:: LESETEXT ::

Gesund & Satt

Starke Gefühle sind Emotionen, die plötzlich mein Ich beherrschen, die mich überwältigen und da sind. Wut, Zorn, Angst, Trauer, Liebe, Glück, Eifersucht, Neugier, Selbstbestimmung, Ungeduld gehören dazu.

Die meisten von uns haben in ihrer Kindheit gelernt, dass es nicht gut ist, starke Gefühle zu haben:

  • Haben wir geweint, wurden wir getröstet und mit Sätzen beruhigt: „Bis du heiratest, ist wieder gut“ oder „ein Indianer kennt keinen Schmerz“. Wir haben gelernt, den Schmerz zu unterdrücken und tapfer zu sein.
  • Haben wir uns als Kinder geärgert oder waren wütend über etwas, wurden wir ausgeschimpft und bestraft. „Geh in dein Zimmer und beruhig Dich. Wenn Du wieder normal bist, darfst kommen.“
  • Selbst wenn wir ausgelassen fröhlich waren, wurden wir ermahnt nicht so überdreht zu sein. Wie oft habe ich den Satz gehört: „Für ein Mädchen gehört es sich nicht so wild/überdreht zu sein.“
  • Wollten wir etwas wissen und haben nachgehackt, kam als Antwort: „Sei nicht so neugierig.“ „Das ist nix für kleine Kinder.“ „Wenn Du groß bist, wirst Du es verstehen.“
  • Und manchmal wurden wir bevormundet, etwas so zu machen, obwohl wir es gern anders machen würden. „Brauchst dich nicht aufregen. Solange du hier wohnst, machst du es, eine ich es will.“

 

Die Botschaft lautet jedes Mal:
Starke Gefühle sind nicht erwünscht.

:::
:: GESPEICHERTE DATEN ::

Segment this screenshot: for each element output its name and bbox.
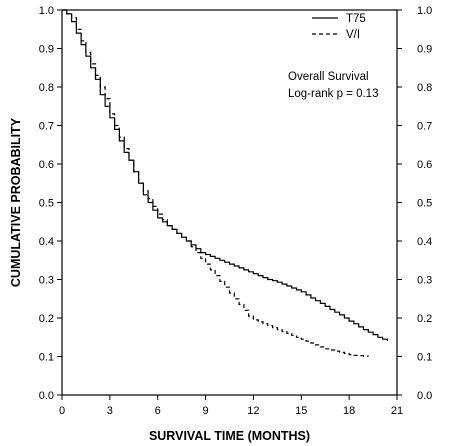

:::

### [ZU ERLEDIGENDE AUFGABEN]
A: Welche Botschaft lautet laut dem Text über starke Gefühle jedes Mal?
B: Stimmen diese Aussagen mit dem Text über starke Gefühle überein? Beantworte jede mit Ja oder Nein und zitiere die entscheidenden Worte des Textes.
(i) Kinder, die sich ärgerten oder wütend waren, wurden ausgeschimpft und bestraft.
(ii) Eifersucht zählt nicht zu den starken Gefühlen.
(iii) Wer als Kind weinte, wurde ausgelacht.
C: Führe den Text über starke Gefühle nach seinem letzten Satz weiter.
Die Daten spielen hierfür keine Rolle.

### [ERGEBNISSE JE AUFGABE]
A: Starke Gefühle sind nicht erwünscht.

B:
(i) Ja: „wurden wir ausgeschimpft und bestraft“
(ii) Nein: „Wut, Zorn, Angst, Trauer, Liebe, Glück, Eifersucht, Neugier, Selbstbestimmung, Ungeduld gehören dazu.“
(iii) Nein: „wurden wir getröstet und mit Sätzen beruhigt“

C:
Wenn wir das unseren Kindern weitergeben, lernen auch sie, ihre Emotionen zu unterdrücken anstatt sie auszuleben.
Das Kind lernt, seine Emotionen zu unterdrücken anstatt sie auszuleben… Gefühle sind aber dazu da, gefühlt zu werden.

Fühlt einmal selbst in Euch hinein?
Was fühlt ihr?
Was fühlt ihr, wenn ihr denn Text lest?
Was fühlt ihr, wenn über Euch bestimmt wird?
Was fühlt ihr, wenn Euer Kind weint?
Was fühlt ihr, wenn Euer Kind jetzt sofort etwas will?
Was fühlt ihr, wenn Euer Kind vor Freude auf der Couch hüpft?

Gib dem Gefühl, das Du verspürst, einen Namen. Denn nur, wenn Du über Deine Gefühle im Klaren bist, kannst Du auch für Dein Kind da sein. 

 

Gefühle sind dazu da, gefühlt zu werden.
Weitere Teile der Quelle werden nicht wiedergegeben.